Instructions to follow:
Filter the records for lines holding the string "xlabel".

Material for this task:
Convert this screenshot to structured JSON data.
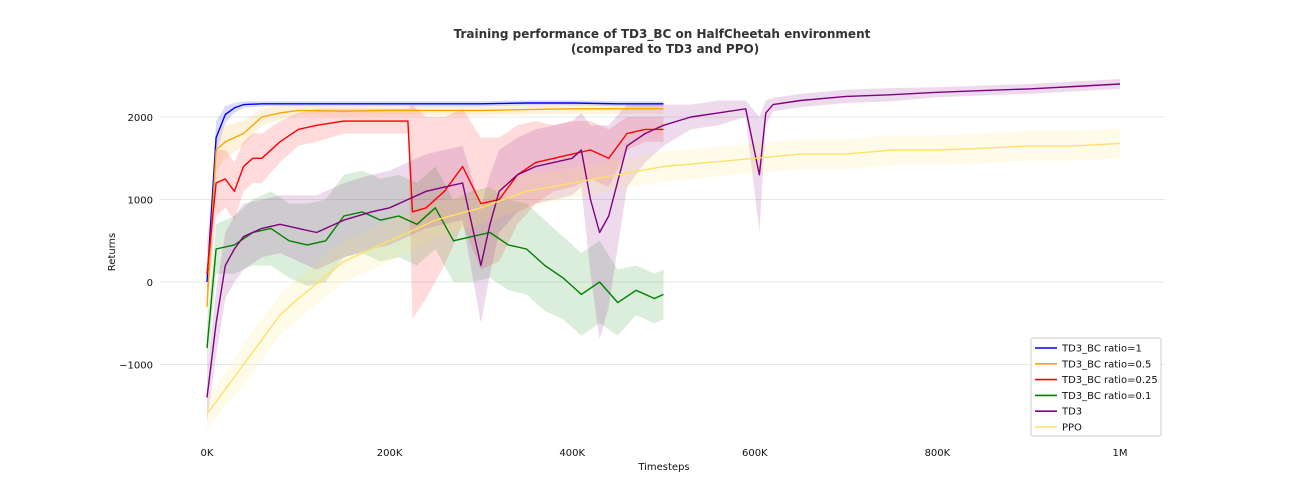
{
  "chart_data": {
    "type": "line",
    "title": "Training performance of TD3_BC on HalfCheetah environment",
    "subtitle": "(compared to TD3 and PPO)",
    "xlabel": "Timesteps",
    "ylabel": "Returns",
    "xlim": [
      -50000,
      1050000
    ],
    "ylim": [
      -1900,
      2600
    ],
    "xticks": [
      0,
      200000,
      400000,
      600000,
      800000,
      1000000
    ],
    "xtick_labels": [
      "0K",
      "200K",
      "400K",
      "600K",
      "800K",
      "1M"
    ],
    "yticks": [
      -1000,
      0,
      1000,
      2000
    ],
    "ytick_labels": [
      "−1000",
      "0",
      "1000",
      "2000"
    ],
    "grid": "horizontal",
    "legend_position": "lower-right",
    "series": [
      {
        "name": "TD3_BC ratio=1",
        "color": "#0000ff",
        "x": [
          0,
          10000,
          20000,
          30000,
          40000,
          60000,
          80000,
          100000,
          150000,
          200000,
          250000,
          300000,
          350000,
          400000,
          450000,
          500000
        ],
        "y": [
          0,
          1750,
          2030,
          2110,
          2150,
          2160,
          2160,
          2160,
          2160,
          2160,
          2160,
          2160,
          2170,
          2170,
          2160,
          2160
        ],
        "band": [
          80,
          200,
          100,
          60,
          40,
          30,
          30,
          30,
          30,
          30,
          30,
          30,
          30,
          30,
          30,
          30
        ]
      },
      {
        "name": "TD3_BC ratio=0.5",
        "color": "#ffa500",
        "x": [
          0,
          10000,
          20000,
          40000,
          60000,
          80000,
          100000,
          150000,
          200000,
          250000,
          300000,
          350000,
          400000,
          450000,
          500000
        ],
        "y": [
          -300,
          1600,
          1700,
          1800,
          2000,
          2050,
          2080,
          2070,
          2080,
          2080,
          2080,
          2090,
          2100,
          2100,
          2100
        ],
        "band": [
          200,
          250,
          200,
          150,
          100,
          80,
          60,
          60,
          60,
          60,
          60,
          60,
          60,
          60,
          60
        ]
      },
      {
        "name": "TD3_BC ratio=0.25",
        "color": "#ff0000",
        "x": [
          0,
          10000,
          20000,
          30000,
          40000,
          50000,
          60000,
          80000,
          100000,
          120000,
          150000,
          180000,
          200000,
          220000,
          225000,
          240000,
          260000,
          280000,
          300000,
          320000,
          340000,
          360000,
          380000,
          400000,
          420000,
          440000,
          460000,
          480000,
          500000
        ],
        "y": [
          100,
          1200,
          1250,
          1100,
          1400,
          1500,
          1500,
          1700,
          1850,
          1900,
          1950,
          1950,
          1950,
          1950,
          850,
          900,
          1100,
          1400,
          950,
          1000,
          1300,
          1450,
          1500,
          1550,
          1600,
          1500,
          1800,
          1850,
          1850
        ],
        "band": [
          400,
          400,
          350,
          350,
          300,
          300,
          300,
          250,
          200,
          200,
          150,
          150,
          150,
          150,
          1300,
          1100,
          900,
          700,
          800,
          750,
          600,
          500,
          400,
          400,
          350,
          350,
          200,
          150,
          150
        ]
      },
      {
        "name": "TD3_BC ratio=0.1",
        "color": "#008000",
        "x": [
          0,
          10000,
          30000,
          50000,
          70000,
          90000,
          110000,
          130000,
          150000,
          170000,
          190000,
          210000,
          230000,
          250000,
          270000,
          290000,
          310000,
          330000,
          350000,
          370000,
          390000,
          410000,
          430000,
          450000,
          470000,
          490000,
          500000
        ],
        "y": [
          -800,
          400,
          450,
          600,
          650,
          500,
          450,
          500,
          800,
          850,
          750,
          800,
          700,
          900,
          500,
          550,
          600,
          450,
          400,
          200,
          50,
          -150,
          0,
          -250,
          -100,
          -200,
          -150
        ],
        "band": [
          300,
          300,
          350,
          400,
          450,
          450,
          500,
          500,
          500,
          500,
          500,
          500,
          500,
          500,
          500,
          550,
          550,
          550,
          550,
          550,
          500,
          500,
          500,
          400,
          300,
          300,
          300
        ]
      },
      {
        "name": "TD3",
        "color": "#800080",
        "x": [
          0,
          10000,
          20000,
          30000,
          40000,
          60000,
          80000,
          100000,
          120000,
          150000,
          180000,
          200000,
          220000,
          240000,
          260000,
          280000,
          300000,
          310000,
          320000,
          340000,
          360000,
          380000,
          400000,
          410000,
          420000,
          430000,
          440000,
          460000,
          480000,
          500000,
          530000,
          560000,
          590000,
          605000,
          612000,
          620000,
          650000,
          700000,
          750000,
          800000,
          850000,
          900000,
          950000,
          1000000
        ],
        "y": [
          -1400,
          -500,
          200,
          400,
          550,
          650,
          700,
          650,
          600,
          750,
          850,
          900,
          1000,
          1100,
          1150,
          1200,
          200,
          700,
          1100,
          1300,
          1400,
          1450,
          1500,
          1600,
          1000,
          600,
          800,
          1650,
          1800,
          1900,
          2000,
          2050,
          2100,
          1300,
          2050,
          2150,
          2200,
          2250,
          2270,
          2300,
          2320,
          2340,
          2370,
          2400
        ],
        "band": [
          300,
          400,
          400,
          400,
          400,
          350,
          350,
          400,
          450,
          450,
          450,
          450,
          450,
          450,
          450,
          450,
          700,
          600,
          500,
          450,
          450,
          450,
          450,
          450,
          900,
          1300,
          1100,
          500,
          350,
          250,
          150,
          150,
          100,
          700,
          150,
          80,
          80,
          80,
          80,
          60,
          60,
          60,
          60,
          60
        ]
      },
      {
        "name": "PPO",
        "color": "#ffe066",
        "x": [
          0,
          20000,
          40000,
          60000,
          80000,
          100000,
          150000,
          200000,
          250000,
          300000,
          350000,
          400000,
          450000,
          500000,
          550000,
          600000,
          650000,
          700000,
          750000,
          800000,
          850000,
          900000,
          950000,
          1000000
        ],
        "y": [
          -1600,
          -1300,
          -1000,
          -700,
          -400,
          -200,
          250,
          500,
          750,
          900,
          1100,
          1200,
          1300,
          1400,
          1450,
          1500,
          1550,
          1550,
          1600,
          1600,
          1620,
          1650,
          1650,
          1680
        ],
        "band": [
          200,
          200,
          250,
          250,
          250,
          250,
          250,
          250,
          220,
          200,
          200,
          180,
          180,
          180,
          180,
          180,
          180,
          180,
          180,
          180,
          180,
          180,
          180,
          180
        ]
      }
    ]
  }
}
* * *
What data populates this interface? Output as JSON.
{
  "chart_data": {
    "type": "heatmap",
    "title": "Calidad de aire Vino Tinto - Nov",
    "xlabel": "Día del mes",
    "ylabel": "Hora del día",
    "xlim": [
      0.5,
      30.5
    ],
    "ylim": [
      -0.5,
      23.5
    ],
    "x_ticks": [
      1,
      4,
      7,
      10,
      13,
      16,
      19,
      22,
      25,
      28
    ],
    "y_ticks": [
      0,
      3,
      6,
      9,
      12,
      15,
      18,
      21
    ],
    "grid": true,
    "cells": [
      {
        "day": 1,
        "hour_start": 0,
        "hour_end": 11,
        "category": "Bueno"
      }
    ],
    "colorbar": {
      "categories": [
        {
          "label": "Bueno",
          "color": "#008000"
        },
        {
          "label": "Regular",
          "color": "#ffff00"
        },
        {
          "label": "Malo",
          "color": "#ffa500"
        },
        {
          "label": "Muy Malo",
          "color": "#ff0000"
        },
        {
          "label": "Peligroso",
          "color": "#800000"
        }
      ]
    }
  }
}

Written reply:
    "xlabel": "Timesteps",
    "xlabel": "Día del mes",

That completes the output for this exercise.